Every line of the listing must be reproduced as it stands. Leave the images behind.

-- Begin Data --

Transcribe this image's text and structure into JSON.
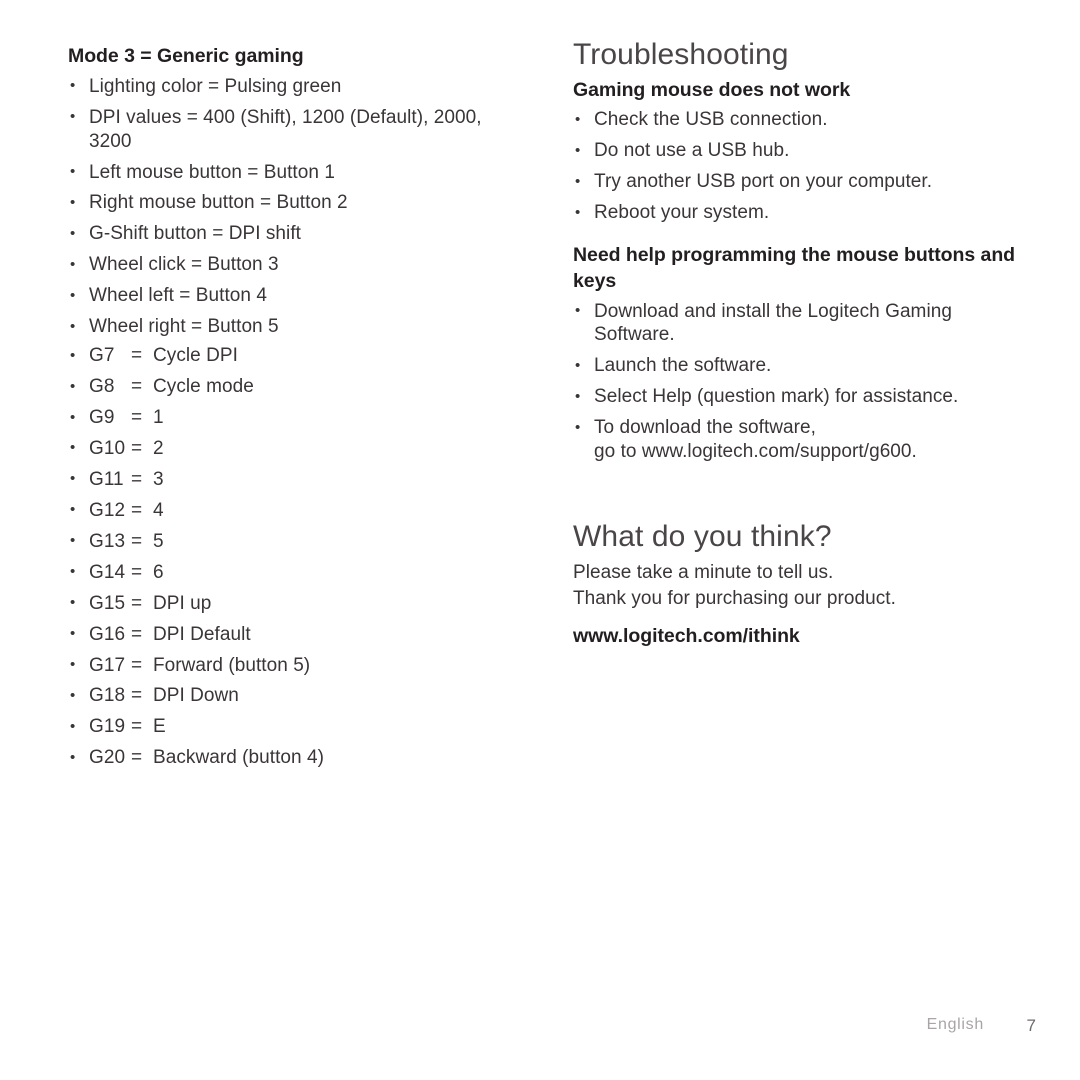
{
  "page": {
    "language": "English",
    "page_number": "7"
  },
  "left_column": {
    "heading": "Mode 3 = Generic gaming",
    "bullets": [
      "Lighting color = Pulsing green",
      "DPI values = 400 (Shift), 1200 (Default), 2000, 3200",
      "Left mouse button = Button 1",
      "Right mouse button = Button 2",
      "G-Shift button = DPI shift",
      "Wheel click = Button 3",
      "Wheel left = Button 4",
      "Wheel right = Button 5"
    ],
    "key_assignments": [
      {
        "key": "G7",
        "eq": "=",
        "value": "Cycle DPI"
      },
      {
        "key": "G8",
        "eq": "=",
        "value": "Cycle mode"
      },
      {
        "key": "G9",
        "eq": "=",
        "value": "1"
      },
      {
        "key": "G10",
        "eq": "=",
        "value": "2"
      },
      {
        "key": "G11",
        "eq": "=",
        "value": "3"
      },
      {
        "key": "G12",
        "eq": "=",
        "value": "4"
      },
      {
        "key": "G13",
        "eq": "=",
        "value": "5"
      },
      {
        "key": "G14",
        "eq": "=",
        "value": "6"
      },
      {
        "key": "G15",
        "eq": "=",
        "value": "DPI up"
      },
      {
        "key": "G16",
        "eq": "=",
        "value": "DPI Default"
      },
      {
        "key": "G17",
        "eq": "=",
        "value": "Forward (button 5)"
      },
      {
        "key": "G18",
        "eq": "=",
        "value": "DPI Down"
      },
      {
        "key": "G19",
        "eq": "=",
        "value": "E"
      },
      {
        "key": "G20",
        "eq": "=",
        "value": "Backward (button 4)"
      }
    ]
  },
  "right_column": {
    "troubleshooting": {
      "heading": "Troubleshooting",
      "section_one": {
        "heading": "Gaming mouse does not work",
        "bullets": [
          "Check the USB connection.",
          "Do not use a USB hub.",
          "Try another USB port on your computer.",
          "Reboot your system."
        ]
      },
      "section_two": {
        "heading": "Need help programming the mouse buttons and keys",
        "bullets": [
          "Download and install the Logitech Gaming Software.",
          "Launch the software.",
          "Select Help (question mark) for assistance.",
          "To download the software,\ngo to www.logitech.com/support/g600."
        ]
      }
    },
    "feedback": {
      "heading": "What do you think?",
      "line_one": "Please take a minute to tell us.",
      "line_two": "Thank you for purchasing our product.",
      "url": "www.logitech.com/ithink"
    }
  }
}
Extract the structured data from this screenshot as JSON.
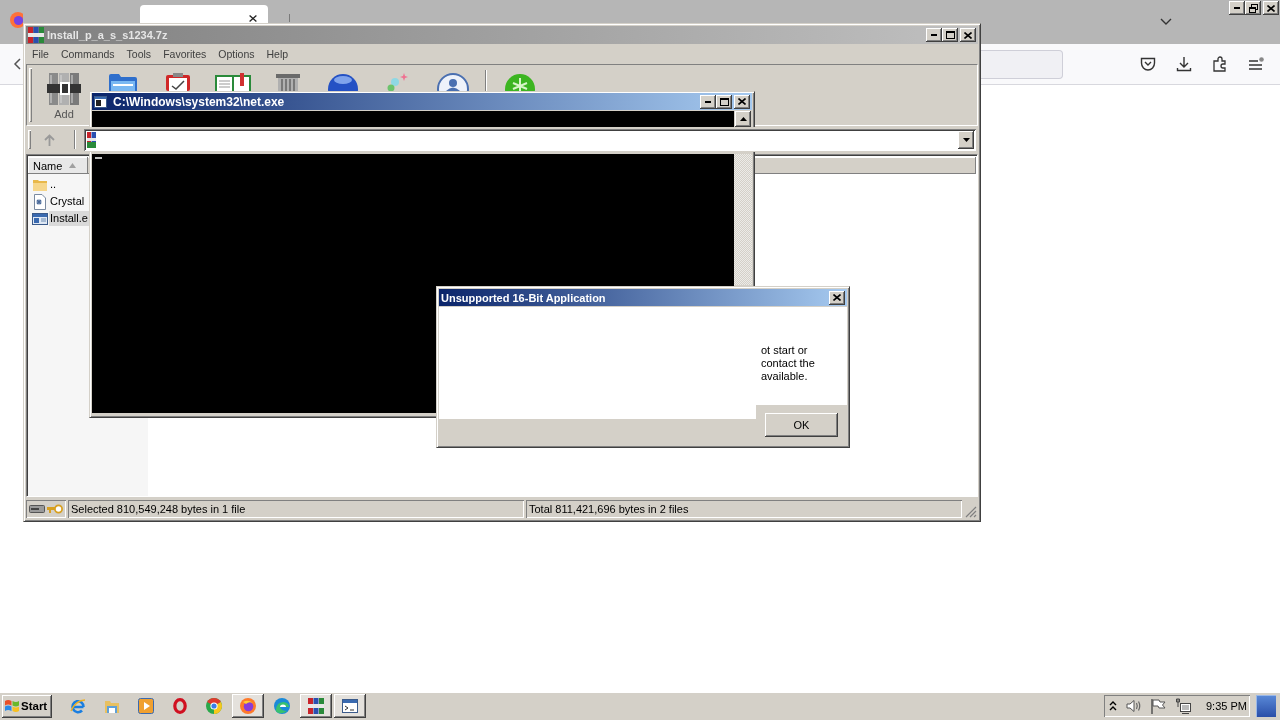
{
  "browser": {
    "tabs": [
      {
        "selected": true
      }
    ]
  },
  "archive_window": {
    "title": "Install_p_a_s_s1234.7z",
    "active": false,
    "menu": [
      "File",
      "Commands",
      "Tools",
      "Favorites",
      "Options",
      "Help"
    ],
    "toolbar": [
      {
        "kind": "add",
        "label": "Add"
      },
      {
        "kind": "folder"
      },
      {
        "kind": "clipboard"
      },
      {
        "kind": "book"
      },
      {
        "kind": "trash"
      },
      {
        "kind": "orb"
      },
      {
        "kind": "sparkle"
      },
      {
        "kind": "person"
      },
      {
        "kind": "separator"
      },
      {
        "kind": "disc"
      }
    ],
    "file_list": {
      "columns": [
        {
          "label": "Name",
          "sorted": true
        }
      ],
      "rows": [
        {
          "name": "..",
          "kind": "folder",
          "selected": false
        },
        {
          "name": "Crystal",
          "kind": "document",
          "selected": false
        },
        {
          "name": "Install.e",
          "kind": "program",
          "selected": true
        }
      ]
    },
    "status_bar": [
      "Selected 810,549,248 bytes in 1 file",
      "Total 811,421,696 bytes in 2 files"
    ]
  },
  "console_window": {
    "title": "C:\\Windows\\system32\\net.exe",
    "active": true
  },
  "dialog": {
    "title": "Unsupported 16-Bit Application",
    "active": true,
    "message_lines": [
      "ot start or",
      "contact the",
      "available."
    ],
    "buttons": [
      "OK"
    ]
  },
  "taskbar": {
    "start_label": "Start",
    "apps": [
      {
        "kind": "ie",
        "running": false
      },
      {
        "kind": "explorer",
        "running": false
      },
      {
        "kind": "media",
        "running": false
      },
      {
        "kind": "opera",
        "running": false
      },
      {
        "kind": "chrome",
        "running": false
      },
      {
        "kind": "firefox",
        "running": true
      },
      {
        "kind": "edge",
        "running": false
      },
      {
        "kind": "archiver",
        "running": true
      },
      {
        "kind": "console",
        "running": true
      }
    ],
    "clock": "9:35 PM"
  }
}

-- End Data --

* Answer to the task *
Transcribe this image's text and structure into JSON.
{
  "page": {
    "language": "English",
    "page_number": "7"
  },
  "left_column": {
    "heading": "Mode 3 = Generic gaming",
    "bullets": [
      "Lighting color = Pulsing green",
      "DPI values = 400 (Shift), 1200 (Default), 2000, 3200",
      "Left mouse button = Button 1",
      "Right mouse button = Button 2",
      "G-Shift button = DPI shift",
      "Wheel click = Button 3",
      "Wheel left = Button 4",
      "Wheel right = Button 5"
    ],
    "key_assignments": [
      {
        "key": "G7",
        "eq": "=",
        "value": "Cycle DPI"
      },
      {
        "key": "G8",
        "eq": "=",
        "value": "Cycle mode"
      },
      {
        "key": "G9",
        "eq": "=",
        "value": "1"
      },
      {
        "key": "G10",
        "eq": "=",
        "value": "2"
      },
      {
        "key": "G11",
        "eq": "=",
        "value": "3"
      },
      {
        "key": "G12",
        "eq": "=",
        "value": "4"
      },
      {
        "key": "G13",
        "eq": "=",
        "value": "5"
      },
      {
        "key": "G14",
        "eq": "=",
        "value": "6"
      },
      {
        "key": "G15",
        "eq": "=",
        "value": "DPI up"
      },
      {
        "key": "G16",
        "eq": "=",
        "value": "DPI Default"
      },
      {
        "key": "G17",
        "eq": "=",
        "value": "Forward (button 5)"
      },
      {
        "key": "G18",
        "eq": "=",
        "value": "DPI Down"
      },
      {
        "key": "G19",
        "eq": "=",
        "value": "E"
      },
      {
        "key": "G20",
        "eq": "=",
        "value": "Backward (button 4)"
      }
    ]
  },
  "right_column": {
    "troubleshooting": {
      "heading": "Troubleshooting",
      "section_one": {
        "heading": "Gaming mouse does not work",
        "bullets": [
          "Check the USB connection.",
          "Do not use a USB hub.",
          "Try another USB port on your computer.",
          "Reboot your system."
        ]
      },
      "section_two": {
        "heading": "Need help programming the mouse buttons and keys",
        "bullets": [
          "Download and install the Logitech Gaming Software.",
          "Launch the software.",
          "Select Help (question mark) for assistance.",
          "To download the software,\ngo to www.logitech.com/support/g600."
        ]
      }
    },
    "feedback": {
      "heading": "What do you think?",
      "line_one": "Please take a minute to tell us.",
      "line_two": "Thank you for purchasing our product.",
      "url": "www.logitech.com/ithink"
    }
  }
}
Extract the structured data from this screenshot as JSON.
{
  "browser": {
    "tabs": [
      {
        "selected": true
      }
    ]
  },
  "archive_window": {
    "title": "Install_p_a_s_s1234.7z",
    "active": false,
    "menu": [
      "File",
      "Commands",
      "Tools",
      "Favorites",
      "Options",
      "Help"
    ],
    "toolbar": [
      {
        "kind": "add",
        "label": "Add"
      },
      {
        "kind": "folder"
      },
      {
        "kind": "clipboard"
      },
      {
        "kind": "book"
      },
      {
        "kind": "trash"
      },
      {
        "kind": "orb"
      },
      {
        "kind": "sparkle"
      },
      {
        "kind": "person"
      },
      {
        "kind": "separator"
      },
      {
        "kind": "disc"
      }
    ],
    "file_list": {
      "columns": [
        {
          "label": "Name",
          "sorted": true
        }
      ],
      "rows": [
        {
          "name": "..",
          "kind": "folder",
          "selected": false
        },
        {
          "name": "Crystal",
          "kind": "document",
          "selected": false
        },
        {
          "name": "Install.e",
          "kind": "program",
          "selected": true
        }
      ]
    },
    "status_bar": [
      "Selected 810,549,248 bytes in 1 file",
      "Total 811,421,696 bytes in 2 files"
    ]
  },
  "console_window": {
    "title": "C:\\Windows\\system32\\net.exe",
    "active": true
  },
  "dialog": {
    "title": "Unsupported 16-Bit Application",
    "active": true,
    "message_lines": [
      "ot start or",
      "contact the",
      "available."
    ],
    "buttons": [
      "OK"
    ]
  },
  "taskbar": {
    "start_label": "Start",
    "apps": [
      {
        "kind": "ie",
        "running": false
      },
      {
        "kind": "explorer",
        "running": false
      },
      {
        "kind": "media",
        "running": false
      },
      {
        "kind": "opera",
        "running": false
      },
      {
        "kind": "chrome",
        "running": false
      },
      {
        "kind": "firefox",
        "running": true
      },
      {
        "kind": "edge",
        "running": false
      },
      {
        "kind": "archiver",
        "running": true
      },
      {
        "kind": "console",
        "running": true
      }
    ],
    "clock": "9:35 PM"
  }
}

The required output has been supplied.